▶ **Written problem**: From the entries that follow, gather each line holding the word "Elec".

▶ **Data records**:
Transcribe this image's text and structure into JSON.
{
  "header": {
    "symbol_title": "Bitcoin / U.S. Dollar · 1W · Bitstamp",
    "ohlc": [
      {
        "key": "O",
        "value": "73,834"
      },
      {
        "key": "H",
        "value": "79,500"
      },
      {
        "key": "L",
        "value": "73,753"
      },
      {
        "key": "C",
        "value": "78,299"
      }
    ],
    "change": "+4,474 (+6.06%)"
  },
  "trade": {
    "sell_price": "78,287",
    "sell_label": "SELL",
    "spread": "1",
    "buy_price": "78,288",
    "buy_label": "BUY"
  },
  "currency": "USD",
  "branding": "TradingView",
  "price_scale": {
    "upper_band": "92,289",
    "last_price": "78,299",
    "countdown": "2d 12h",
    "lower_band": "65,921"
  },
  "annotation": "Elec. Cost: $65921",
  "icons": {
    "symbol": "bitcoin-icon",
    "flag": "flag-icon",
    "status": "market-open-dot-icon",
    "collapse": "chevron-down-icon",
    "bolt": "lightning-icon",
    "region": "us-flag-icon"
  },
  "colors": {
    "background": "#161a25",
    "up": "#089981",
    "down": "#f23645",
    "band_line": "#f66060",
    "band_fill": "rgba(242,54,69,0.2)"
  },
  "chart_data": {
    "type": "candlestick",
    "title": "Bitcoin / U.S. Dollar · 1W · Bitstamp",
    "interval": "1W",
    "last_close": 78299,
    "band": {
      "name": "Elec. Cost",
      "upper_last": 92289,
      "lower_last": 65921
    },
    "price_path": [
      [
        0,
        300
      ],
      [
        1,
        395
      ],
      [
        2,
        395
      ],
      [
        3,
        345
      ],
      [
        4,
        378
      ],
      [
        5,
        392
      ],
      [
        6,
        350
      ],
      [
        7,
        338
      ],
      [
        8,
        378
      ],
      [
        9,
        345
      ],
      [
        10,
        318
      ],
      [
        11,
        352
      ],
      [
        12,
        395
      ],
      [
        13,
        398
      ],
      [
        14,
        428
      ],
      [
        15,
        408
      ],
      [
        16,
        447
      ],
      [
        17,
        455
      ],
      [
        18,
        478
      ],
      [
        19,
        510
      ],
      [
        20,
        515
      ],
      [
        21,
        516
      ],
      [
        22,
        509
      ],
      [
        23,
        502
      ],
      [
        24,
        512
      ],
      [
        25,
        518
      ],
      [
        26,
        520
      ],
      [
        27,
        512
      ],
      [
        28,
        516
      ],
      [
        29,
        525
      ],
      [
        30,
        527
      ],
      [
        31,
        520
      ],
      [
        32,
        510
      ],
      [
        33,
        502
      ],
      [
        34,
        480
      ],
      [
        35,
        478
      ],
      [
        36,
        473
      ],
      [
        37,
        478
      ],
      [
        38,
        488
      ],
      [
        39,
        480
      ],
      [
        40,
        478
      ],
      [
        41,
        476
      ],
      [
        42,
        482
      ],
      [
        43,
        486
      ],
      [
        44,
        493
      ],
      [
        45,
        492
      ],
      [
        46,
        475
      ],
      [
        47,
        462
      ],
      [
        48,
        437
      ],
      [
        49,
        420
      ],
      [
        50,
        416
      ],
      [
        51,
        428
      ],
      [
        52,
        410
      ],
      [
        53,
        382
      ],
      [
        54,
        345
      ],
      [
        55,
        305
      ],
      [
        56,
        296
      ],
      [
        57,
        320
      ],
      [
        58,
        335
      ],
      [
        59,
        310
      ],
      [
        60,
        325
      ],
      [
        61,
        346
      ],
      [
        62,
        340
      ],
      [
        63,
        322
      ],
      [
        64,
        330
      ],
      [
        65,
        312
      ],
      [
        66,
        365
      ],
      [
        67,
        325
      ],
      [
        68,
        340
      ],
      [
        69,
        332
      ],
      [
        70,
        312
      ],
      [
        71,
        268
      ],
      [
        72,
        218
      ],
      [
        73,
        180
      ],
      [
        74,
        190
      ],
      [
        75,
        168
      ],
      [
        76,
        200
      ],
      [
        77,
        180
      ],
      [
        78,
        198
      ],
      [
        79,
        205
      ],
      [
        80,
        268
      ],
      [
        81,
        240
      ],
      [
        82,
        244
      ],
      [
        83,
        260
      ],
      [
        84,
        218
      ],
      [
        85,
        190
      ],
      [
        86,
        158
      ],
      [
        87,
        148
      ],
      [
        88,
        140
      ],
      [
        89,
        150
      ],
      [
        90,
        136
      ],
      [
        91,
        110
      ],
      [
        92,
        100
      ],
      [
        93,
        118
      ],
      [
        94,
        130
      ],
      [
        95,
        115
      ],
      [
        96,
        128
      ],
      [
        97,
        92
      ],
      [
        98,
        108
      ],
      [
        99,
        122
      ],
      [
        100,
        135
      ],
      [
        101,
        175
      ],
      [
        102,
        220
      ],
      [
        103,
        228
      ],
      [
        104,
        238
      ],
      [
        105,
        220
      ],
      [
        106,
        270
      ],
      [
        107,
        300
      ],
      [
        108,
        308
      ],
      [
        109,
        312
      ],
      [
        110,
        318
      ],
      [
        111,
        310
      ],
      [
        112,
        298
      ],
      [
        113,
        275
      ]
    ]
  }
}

▶ **Output**:
  "annotation": "Elec. Cost: $65921",
      "name": "Elec. Cost",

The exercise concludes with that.